Data items:
+===+

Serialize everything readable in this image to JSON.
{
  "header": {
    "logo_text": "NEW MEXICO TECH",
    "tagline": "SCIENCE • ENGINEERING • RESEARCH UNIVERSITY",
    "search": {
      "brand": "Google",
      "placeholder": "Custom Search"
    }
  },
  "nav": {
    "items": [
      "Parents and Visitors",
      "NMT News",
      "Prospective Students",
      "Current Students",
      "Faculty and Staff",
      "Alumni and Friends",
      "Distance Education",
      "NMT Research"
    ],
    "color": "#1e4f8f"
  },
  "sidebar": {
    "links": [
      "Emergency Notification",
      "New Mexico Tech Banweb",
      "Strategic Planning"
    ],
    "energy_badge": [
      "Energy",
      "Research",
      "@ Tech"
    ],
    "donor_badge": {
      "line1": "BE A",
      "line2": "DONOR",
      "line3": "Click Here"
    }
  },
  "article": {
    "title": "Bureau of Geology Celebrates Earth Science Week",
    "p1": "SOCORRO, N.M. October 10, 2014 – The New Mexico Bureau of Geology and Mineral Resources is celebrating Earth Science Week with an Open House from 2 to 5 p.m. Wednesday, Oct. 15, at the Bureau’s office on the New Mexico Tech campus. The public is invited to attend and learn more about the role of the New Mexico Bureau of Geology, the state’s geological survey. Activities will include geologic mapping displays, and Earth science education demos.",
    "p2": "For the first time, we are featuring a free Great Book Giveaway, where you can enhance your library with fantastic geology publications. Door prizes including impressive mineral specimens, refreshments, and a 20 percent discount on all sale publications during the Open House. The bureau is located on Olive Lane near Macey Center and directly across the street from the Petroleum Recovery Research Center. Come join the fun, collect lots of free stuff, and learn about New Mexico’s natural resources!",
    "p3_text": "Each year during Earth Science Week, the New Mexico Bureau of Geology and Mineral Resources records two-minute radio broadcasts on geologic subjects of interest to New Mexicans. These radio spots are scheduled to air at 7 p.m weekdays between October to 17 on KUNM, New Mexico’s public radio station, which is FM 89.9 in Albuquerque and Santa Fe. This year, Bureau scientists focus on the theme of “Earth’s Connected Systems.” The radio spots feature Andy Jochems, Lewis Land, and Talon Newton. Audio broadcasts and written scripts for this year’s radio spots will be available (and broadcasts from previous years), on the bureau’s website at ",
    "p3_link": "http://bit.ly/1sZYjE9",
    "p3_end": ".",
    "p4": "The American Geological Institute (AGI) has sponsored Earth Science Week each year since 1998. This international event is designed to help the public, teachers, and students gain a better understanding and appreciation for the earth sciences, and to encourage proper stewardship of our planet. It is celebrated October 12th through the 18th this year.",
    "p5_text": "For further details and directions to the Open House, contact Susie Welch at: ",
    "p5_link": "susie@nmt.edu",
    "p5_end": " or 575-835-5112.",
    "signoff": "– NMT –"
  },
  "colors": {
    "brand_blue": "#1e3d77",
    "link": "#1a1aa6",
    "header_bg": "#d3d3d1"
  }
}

+===+

▶ WHAT TO DO
Copy each line of the data exactly, leaving nothing out.

▶ RESULT OF THE TASK
Serialize everything readable in this image to JSON.
{
  "header": {
    "logo_text": "NEW MEXICO TECH",
    "tagline": "SCIENCE • ENGINEERING • RESEARCH UNIVERSITY",
    "search": {
      "brand": "Google",
      "placeholder": "Custom Search"
    }
  },
  "nav": {
    "items": [
      "Parents and Visitors",
      "NMT News",
      "Prospective Students",
      "Current Students",
      "Faculty and Staff",
      "Alumni and Friends",
      "Distance Education",
      "NMT Research"
    ],
    "color": "#1e4f8f"
  },
  "sidebar": {
    "links": [
      "Emergency Notification",
      "New Mexico Tech Banweb",
      "Strategic Planning"
    ],
    "energy_badge": [
      "Energy",
      "Research",
      "@ Tech"
    ],
    "donor_badge": {
      "line1": "BE A",
      "line2": "DONOR",
      "line3": "Click Here"
    }
  },
  "article": {
    "title": "Bureau of Geology Celebrates Earth Science Week",
    "p1": "SOCORRO, N.M. October 10, 2014 – The New Mexico Bureau of Geology and Mineral Resources is celebrating Earth Science Week with an Open House from 2 to 5 p.m. Wednesday, Oct. 15, at the Bureau’s office on the New Mexico Tech campus. The public is invited to attend and learn more about the role of the New Mexico Bureau of Geology, the state’s geological survey. Activities will include geologic mapping displays, and Earth science education demos.",
    "p2": "For the first time, we are featuring a free Great Book Giveaway, where you can enhance your library with fantastic geology publications. Door prizes including impressive mineral specimens, refreshments, and a 20 percent discount on all sale publications during the Open House. The bureau is located on Olive Lane near Macey Center and directly across the street from the Petroleum Recovery Research Center. Come join the fun, collect lots of free stuff, and learn about New Mexico’s natural resources!",
    "p3_text": "Each year during Earth Science Week, the New Mexico Bureau of Geology and Mineral Resources records two-minute radio broadcasts on geologic subjects of interest to New Mexicans. These radio spots are scheduled to air at 7 p.m weekdays between October to 17 on KUNM, New Mexico’s public radio station, which is FM 89.9 in Albuquerque and Santa Fe. This year, Bureau scientists focus on the theme of “Earth’s Connected Systems.” The radio spots feature Andy Jochems, Lewis Land, and Talon Newton. Audio broadcasts and written scripts for this year’s radio spots will be available (and broadcasts from previous years), on the bureau’s website at ",
    "p3_link": "http://bit.ly/1sZYjE9",
    "p3_end": ".",
    "p4": "The American Geological Institute (AGI) has sponsored Earth Science Week each year since 1998. This international event is designed to help the public, teachers, and students gain a better understanding and appreciation for the earth sciences, and to encourage proper stewardship of our planet. It is celebrated October 12th through the 18th this year.",
    "p5_text": "For further details and directions to the Open House, contact Susie Welch at: ",
    "p5_link": "susie@nmt.edu",
    "p5_end": " or 575-835-5112.",
    "signoff": "– NMT –"
  },
  "colors": {
    "brand_blue": "#1e3d77",
    "link": "#1a1aa6",
    "header_bg": "#d3d3d1"
  }
}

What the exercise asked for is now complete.